:: Exercise ::
Find the lines holding the string "tiga" in the data, then copy all of them.

· · · · ·

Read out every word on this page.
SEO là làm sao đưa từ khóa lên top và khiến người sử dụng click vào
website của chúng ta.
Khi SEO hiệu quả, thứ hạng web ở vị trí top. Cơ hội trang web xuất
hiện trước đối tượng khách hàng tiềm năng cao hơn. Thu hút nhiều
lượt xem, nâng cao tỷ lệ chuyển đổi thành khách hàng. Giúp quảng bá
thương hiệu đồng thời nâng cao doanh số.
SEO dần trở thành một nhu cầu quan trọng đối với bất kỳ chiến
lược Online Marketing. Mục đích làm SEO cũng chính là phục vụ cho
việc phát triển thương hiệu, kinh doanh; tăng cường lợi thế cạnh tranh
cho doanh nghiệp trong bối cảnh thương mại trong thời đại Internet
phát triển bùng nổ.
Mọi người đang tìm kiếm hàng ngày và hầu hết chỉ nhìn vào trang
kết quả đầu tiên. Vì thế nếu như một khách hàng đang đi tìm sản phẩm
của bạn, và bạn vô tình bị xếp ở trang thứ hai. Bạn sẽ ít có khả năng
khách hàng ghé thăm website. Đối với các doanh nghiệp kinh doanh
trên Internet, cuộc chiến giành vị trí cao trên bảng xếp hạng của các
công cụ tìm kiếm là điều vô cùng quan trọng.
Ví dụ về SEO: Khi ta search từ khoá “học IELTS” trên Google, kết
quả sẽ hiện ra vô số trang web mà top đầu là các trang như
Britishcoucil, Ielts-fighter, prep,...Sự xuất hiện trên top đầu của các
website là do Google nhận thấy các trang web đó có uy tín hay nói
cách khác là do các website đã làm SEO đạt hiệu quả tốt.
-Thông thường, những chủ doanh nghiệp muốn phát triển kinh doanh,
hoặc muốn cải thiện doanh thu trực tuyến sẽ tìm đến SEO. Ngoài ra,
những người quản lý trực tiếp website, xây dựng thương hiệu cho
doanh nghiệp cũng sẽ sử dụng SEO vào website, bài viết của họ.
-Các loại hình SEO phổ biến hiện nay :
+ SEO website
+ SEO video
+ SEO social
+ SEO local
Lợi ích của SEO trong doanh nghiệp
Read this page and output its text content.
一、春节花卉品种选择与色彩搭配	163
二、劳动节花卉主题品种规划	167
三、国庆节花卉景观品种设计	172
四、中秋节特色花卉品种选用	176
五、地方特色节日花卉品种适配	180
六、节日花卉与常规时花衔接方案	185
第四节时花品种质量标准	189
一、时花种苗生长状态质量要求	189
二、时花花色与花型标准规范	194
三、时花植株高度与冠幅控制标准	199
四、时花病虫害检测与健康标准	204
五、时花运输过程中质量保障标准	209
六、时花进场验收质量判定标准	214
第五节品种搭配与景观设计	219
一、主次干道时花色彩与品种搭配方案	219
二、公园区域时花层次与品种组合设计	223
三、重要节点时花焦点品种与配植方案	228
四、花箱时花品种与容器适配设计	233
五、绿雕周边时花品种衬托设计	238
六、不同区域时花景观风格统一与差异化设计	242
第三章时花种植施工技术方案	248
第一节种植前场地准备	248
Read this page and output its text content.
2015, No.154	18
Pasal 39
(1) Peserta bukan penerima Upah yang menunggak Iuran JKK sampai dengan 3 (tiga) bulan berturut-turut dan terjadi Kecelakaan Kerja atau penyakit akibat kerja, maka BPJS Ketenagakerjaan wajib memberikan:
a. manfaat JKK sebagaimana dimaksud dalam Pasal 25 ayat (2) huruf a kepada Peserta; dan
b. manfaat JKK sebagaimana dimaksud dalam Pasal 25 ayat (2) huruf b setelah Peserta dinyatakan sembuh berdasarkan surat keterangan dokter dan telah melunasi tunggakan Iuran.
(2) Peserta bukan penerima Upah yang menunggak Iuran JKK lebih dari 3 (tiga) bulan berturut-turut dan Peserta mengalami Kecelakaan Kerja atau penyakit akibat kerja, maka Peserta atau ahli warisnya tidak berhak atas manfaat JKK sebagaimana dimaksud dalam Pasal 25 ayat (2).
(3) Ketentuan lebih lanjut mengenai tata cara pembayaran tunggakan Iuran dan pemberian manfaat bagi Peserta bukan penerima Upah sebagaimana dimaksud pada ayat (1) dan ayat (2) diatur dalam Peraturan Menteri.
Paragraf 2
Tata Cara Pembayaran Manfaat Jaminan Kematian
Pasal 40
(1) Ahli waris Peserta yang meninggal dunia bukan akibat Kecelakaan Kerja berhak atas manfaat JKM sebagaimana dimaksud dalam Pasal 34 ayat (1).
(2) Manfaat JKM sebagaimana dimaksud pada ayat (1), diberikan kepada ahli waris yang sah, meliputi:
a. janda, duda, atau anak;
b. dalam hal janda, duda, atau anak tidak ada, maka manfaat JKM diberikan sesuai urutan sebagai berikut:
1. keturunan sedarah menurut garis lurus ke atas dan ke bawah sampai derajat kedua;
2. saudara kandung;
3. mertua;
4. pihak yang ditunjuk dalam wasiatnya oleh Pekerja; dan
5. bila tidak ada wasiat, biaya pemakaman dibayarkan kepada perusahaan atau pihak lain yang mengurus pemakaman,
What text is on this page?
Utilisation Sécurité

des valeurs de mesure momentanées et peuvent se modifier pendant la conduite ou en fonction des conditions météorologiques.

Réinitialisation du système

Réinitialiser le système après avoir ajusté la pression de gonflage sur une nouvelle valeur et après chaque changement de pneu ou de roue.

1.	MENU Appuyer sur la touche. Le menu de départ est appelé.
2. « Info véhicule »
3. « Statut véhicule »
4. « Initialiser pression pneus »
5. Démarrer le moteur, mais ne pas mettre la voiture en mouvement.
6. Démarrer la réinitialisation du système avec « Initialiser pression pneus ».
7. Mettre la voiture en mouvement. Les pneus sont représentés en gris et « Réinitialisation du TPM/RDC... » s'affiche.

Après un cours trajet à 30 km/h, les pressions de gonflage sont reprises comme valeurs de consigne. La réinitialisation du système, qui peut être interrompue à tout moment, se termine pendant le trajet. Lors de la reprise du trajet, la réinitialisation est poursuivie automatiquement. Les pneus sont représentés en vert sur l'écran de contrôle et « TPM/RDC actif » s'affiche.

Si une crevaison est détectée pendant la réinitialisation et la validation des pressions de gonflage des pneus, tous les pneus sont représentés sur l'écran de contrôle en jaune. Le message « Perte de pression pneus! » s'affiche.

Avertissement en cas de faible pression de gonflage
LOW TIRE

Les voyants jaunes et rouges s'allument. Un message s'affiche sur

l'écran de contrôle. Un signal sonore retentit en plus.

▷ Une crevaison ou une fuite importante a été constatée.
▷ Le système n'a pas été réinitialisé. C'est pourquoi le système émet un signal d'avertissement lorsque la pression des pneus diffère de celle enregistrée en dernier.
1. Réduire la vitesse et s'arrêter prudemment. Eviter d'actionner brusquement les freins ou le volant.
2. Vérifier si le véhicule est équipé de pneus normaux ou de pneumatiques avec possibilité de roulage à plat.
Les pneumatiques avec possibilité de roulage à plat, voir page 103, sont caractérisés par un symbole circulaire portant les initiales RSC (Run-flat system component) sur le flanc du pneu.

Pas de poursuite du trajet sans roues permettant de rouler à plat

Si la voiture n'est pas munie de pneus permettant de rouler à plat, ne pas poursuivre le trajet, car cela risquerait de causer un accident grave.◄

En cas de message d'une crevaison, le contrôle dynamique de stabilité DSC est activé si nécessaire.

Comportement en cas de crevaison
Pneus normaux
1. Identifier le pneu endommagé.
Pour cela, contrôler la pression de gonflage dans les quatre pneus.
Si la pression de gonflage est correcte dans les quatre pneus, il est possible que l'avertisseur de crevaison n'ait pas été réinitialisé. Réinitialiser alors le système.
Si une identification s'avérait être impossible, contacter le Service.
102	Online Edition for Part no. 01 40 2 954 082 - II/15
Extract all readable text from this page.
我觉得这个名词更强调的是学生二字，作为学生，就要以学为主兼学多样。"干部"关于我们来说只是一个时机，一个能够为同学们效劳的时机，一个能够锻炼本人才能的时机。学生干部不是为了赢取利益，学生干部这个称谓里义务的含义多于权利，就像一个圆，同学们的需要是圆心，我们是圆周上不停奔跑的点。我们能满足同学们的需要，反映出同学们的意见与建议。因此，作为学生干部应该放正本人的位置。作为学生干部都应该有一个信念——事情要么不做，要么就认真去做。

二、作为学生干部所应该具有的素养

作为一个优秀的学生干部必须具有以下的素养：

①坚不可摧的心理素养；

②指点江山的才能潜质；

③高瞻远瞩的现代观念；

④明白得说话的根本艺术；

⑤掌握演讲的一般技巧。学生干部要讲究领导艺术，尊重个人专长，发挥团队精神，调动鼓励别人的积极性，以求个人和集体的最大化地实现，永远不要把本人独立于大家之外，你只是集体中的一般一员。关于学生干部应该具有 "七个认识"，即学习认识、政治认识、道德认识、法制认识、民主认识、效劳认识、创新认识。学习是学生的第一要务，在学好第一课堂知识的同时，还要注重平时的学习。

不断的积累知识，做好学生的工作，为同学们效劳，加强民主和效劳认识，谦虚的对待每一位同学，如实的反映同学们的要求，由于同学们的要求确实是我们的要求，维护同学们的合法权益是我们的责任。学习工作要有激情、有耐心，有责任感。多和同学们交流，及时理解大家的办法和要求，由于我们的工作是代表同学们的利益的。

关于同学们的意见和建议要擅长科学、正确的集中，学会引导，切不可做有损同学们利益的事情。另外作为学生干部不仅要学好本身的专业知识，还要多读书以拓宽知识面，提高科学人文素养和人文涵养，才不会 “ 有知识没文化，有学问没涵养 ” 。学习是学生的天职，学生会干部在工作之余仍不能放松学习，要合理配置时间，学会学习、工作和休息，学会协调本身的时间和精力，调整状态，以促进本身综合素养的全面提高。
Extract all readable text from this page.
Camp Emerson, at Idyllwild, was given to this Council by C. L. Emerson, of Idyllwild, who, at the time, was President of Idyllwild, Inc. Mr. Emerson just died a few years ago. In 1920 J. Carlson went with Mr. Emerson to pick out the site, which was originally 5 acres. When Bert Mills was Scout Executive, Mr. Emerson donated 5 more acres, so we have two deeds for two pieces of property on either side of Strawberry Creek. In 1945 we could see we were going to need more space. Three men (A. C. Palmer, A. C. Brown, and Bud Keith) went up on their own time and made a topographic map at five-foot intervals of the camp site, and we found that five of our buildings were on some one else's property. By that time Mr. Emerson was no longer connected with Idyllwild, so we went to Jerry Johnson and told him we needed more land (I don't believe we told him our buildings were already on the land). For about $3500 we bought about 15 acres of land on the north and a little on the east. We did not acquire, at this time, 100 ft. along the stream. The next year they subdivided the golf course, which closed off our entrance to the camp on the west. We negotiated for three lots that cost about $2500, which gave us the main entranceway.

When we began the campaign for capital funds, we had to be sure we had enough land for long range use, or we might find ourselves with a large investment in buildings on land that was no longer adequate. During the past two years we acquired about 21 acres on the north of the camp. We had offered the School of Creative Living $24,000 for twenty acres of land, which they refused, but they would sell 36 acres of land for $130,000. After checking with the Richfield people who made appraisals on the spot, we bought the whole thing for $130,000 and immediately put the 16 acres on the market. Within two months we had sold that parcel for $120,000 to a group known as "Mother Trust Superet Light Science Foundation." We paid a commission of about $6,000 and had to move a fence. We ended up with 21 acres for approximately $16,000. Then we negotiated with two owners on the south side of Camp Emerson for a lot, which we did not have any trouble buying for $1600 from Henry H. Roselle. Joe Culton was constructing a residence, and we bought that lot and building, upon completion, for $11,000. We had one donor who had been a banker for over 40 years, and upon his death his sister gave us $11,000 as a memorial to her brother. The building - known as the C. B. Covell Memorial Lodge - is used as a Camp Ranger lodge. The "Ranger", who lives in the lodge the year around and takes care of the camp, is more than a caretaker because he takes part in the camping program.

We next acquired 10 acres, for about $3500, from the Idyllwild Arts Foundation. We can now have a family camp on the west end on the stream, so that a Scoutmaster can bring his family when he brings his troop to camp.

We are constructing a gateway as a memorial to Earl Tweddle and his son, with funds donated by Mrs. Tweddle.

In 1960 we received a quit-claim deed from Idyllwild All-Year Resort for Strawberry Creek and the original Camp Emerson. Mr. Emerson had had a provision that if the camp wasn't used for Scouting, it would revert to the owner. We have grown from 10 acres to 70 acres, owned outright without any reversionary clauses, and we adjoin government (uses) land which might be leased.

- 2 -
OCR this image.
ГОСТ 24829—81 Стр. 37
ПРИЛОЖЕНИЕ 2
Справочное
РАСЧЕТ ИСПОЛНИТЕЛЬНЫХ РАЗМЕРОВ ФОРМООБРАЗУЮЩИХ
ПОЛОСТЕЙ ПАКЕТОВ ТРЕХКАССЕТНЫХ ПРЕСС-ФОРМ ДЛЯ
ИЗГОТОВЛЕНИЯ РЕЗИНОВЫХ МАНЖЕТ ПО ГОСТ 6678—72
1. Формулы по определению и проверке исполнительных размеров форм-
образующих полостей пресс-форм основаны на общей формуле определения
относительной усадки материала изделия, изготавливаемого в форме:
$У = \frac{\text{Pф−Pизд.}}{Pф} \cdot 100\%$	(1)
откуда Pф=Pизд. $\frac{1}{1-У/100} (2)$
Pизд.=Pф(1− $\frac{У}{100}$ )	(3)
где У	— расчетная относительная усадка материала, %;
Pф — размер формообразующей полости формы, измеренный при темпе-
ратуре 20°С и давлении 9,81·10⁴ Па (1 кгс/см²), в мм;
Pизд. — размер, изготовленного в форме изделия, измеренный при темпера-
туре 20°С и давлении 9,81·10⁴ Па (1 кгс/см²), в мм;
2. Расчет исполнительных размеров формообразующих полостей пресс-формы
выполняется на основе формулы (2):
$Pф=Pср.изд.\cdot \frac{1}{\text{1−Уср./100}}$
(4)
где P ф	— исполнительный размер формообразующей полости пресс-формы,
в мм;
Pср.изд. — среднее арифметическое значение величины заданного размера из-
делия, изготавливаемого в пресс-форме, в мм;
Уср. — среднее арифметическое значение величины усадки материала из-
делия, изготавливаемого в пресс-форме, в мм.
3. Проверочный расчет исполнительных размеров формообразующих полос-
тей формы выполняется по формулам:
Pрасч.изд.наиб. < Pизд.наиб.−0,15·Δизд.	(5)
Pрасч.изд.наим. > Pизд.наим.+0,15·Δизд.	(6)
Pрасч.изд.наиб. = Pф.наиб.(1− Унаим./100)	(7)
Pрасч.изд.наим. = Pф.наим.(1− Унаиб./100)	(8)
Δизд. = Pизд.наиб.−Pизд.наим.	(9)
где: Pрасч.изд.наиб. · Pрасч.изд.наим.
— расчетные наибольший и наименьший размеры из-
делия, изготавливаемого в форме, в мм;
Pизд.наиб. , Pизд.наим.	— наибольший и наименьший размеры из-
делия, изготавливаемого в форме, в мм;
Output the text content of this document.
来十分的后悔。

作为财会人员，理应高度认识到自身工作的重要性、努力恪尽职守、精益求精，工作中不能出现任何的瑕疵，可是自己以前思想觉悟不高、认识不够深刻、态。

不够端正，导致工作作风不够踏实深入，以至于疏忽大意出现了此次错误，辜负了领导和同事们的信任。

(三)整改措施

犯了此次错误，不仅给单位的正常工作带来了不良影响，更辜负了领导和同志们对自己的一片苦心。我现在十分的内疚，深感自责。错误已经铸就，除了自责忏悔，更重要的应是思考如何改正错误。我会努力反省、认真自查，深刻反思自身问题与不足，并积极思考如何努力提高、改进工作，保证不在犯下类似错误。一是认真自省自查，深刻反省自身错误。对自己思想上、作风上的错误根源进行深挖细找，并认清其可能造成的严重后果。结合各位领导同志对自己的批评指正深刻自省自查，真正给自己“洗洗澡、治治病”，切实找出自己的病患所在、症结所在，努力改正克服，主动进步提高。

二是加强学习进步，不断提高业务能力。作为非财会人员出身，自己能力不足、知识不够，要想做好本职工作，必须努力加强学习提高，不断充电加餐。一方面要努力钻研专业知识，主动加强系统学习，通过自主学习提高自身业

· · · · ·

:: Task solution ::
(1) Peserta bukan penerima Upah yang menunggak Iuran JKK sampai dengan 3 (tiga) bulan berturut-turut dan terjadi Kecelakaan Kerja atau penyakit akibat kerja, maka BPJS Ketenagakerjaan wajib memberikan:
(2) Peserta bukan penerima Upah yang menunggak Iuran JKK lebih dari 3 (tiga) bulan berturut-turut dan Peserta mengalami Kecelakaan Kerja atau penyakit akibat kerja, maka Peserta atau ahli warisnya tidak berhak atas manfaat JKK sebagaimana dimaksud dalam Pasal 25 ayat (2).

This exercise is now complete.